> STATED GOAL:
Decide whether each statement below agrees with the passage on the Belizean Grove club. For each, answer yes or no and quote the deciding words.
(a) The critics of Judge Smith have spoken out against the nomination of Sonia Sotomayor.
(b) The Belizean Grove holds a yearly retreat in Central or South America.
(c) People for the American Way was one of the groups that opposed Judge Smith.

> ARTICLE:
I believe that there is little difference between a club that affirmatively denies membership to women, and a club that denies membership to African Americans or to people of a particular religious affiliation.

One left-wing Washington special interest group after another piled on Judge Smith. People for the American Way, NOW, the Community Rights Counsel, the Alliance for Justice and so on.

Now, seven years later comes the nomination of Second Circuit Judge Sonia Sotomayor to the Supreme Court and Smith’s critics are silent — deafeningly so. Even in the face of the Politico story, which further describes the Belizean Grove club in this paragraph:

The group — which on its website describes itself as “a constellation of influential women who are key decision makers in the profit, nonprofit and social sectors; who build long-term, mutually beneficial relationships in order to both take charge of their own destinies and help others to do the same” — hosts periodic meetings around New York, as well as an annual off-the-record three-day retreat in Central or South America at which its members attend cocktail parties with U.S. diplomats and host-country officials and participate in panel discussions on public policy and business affairs.”

> EXTRACTED RECORDS:
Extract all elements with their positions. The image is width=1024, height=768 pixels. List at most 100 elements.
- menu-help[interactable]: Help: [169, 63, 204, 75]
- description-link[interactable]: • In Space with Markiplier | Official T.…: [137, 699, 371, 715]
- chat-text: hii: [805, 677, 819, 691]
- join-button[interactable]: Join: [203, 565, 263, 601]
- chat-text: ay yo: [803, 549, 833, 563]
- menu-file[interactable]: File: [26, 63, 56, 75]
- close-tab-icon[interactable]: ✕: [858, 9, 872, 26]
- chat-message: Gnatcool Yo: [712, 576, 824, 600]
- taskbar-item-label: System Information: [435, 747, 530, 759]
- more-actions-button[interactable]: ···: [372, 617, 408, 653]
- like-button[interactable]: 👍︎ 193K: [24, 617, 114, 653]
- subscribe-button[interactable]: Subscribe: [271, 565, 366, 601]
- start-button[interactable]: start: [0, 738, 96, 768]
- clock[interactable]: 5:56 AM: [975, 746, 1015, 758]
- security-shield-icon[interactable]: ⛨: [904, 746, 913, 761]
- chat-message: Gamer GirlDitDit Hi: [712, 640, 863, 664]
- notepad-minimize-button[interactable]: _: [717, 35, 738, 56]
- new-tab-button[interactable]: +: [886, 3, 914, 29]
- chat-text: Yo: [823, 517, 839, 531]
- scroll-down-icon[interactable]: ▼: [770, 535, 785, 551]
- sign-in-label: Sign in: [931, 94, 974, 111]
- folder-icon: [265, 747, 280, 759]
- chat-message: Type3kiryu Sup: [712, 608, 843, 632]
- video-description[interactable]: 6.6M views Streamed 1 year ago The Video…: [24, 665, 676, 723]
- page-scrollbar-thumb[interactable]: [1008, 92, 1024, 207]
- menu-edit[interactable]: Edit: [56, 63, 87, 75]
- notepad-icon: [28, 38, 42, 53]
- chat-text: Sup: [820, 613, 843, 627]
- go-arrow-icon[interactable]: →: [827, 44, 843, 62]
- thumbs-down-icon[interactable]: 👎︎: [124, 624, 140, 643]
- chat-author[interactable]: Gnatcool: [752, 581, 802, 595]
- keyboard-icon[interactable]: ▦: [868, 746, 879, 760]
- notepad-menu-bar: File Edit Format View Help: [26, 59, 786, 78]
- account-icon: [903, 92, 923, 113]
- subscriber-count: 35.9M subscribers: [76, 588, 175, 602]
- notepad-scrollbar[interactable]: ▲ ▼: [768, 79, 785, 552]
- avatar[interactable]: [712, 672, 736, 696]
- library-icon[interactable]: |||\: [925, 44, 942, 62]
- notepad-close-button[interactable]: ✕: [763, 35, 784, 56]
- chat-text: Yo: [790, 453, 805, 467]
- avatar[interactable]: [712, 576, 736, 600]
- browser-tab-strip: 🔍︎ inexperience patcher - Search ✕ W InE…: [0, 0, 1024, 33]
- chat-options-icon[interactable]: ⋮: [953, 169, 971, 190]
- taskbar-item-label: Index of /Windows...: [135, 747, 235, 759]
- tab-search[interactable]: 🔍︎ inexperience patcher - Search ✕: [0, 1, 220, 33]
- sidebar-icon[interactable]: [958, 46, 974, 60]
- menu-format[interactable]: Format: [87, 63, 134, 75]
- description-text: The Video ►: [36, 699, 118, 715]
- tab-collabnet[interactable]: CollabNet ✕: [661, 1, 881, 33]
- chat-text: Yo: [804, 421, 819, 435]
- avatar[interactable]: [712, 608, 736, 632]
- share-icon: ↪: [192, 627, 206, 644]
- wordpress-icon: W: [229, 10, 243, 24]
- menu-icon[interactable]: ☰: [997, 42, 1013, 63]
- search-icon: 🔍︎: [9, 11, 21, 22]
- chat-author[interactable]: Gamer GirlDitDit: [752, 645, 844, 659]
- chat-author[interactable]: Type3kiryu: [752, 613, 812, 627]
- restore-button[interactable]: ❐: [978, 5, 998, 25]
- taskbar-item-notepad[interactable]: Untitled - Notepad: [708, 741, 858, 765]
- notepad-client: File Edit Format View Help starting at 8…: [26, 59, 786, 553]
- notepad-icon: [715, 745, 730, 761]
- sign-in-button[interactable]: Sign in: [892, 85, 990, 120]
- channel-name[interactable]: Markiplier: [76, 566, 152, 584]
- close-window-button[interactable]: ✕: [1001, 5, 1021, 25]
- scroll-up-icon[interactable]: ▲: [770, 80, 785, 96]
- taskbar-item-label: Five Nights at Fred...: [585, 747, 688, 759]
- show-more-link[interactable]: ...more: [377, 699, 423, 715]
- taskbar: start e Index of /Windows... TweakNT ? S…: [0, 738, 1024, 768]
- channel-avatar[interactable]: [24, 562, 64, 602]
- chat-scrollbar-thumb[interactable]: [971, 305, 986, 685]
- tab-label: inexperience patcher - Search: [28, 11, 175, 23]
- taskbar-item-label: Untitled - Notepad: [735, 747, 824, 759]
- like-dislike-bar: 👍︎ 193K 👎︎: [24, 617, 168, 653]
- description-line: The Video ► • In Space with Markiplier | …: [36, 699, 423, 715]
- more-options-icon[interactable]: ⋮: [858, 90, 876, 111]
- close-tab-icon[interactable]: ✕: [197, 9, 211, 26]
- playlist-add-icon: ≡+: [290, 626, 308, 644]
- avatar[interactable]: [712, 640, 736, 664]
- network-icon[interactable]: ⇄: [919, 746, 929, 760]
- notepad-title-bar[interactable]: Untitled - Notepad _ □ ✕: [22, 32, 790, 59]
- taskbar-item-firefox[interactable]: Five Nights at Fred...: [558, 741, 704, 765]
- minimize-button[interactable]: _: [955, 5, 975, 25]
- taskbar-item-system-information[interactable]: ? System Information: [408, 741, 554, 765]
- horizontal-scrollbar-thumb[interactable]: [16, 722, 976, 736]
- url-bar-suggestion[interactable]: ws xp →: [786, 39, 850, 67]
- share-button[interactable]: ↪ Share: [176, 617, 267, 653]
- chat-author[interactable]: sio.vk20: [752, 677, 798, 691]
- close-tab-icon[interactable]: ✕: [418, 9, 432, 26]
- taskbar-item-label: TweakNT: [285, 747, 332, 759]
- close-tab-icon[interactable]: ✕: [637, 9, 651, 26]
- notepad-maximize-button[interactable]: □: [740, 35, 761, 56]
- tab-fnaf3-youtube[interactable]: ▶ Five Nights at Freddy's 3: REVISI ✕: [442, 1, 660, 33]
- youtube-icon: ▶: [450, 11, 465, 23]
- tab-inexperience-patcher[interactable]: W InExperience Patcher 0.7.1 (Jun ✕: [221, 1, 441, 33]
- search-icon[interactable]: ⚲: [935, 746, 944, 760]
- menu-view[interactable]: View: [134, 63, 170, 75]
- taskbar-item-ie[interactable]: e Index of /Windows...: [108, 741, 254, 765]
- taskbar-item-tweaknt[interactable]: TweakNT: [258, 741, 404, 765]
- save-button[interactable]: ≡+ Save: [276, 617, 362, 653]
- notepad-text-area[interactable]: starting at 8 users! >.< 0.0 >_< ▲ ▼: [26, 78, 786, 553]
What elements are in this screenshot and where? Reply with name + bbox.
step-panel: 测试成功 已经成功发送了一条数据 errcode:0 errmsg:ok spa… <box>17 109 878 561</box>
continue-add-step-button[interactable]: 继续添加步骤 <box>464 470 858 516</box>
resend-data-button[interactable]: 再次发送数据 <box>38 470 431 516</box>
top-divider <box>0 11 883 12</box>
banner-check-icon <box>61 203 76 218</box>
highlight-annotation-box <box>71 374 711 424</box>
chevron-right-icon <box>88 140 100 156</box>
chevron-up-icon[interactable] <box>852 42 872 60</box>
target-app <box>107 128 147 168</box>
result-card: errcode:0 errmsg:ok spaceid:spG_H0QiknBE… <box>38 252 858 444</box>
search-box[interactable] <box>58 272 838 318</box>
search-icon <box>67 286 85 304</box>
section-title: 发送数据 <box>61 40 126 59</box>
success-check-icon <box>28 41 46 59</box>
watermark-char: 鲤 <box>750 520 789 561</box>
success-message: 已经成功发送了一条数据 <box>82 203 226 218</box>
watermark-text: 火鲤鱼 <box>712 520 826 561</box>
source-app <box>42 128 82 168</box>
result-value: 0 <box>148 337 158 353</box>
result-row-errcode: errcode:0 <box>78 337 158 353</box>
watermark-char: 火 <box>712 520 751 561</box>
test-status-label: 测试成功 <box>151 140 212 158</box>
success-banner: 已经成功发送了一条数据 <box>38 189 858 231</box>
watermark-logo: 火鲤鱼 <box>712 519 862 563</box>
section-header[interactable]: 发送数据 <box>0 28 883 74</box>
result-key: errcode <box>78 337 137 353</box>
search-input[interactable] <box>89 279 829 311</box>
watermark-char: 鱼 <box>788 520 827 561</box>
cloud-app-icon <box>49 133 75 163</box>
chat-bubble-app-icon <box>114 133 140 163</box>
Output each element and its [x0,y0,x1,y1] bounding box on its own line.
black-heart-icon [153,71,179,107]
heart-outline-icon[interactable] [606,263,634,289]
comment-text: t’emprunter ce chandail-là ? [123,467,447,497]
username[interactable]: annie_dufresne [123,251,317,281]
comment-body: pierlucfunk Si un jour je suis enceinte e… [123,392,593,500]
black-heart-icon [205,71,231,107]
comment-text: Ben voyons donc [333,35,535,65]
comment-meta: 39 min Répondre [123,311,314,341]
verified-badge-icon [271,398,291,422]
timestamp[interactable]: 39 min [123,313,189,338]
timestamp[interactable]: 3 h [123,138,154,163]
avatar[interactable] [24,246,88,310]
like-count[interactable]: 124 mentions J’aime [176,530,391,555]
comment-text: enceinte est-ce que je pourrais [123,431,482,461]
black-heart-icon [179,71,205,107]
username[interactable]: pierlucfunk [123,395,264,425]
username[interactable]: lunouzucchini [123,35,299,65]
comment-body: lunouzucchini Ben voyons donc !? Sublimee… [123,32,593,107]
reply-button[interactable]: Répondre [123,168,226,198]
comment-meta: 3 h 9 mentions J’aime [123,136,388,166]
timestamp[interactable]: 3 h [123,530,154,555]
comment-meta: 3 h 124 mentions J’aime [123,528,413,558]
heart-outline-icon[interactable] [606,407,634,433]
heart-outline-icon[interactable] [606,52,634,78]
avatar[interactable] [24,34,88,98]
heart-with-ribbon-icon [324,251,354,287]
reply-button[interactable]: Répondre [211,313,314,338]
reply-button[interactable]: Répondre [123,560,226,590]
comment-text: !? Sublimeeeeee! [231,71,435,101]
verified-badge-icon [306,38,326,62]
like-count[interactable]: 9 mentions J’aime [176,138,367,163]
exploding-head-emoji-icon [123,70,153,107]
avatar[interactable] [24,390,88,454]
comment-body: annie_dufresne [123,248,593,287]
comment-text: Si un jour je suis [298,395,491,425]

> SOLUTION TO THE EXERCISE:
(a) No: "Smith’s critics are silent — deafeningly so."
(b) Yes: "an annual off-the-record three-day retreat in Central or South America"
(c) Yes: "One left-wing Washington special interest group after another piled on Judge Smith. People for the American Way"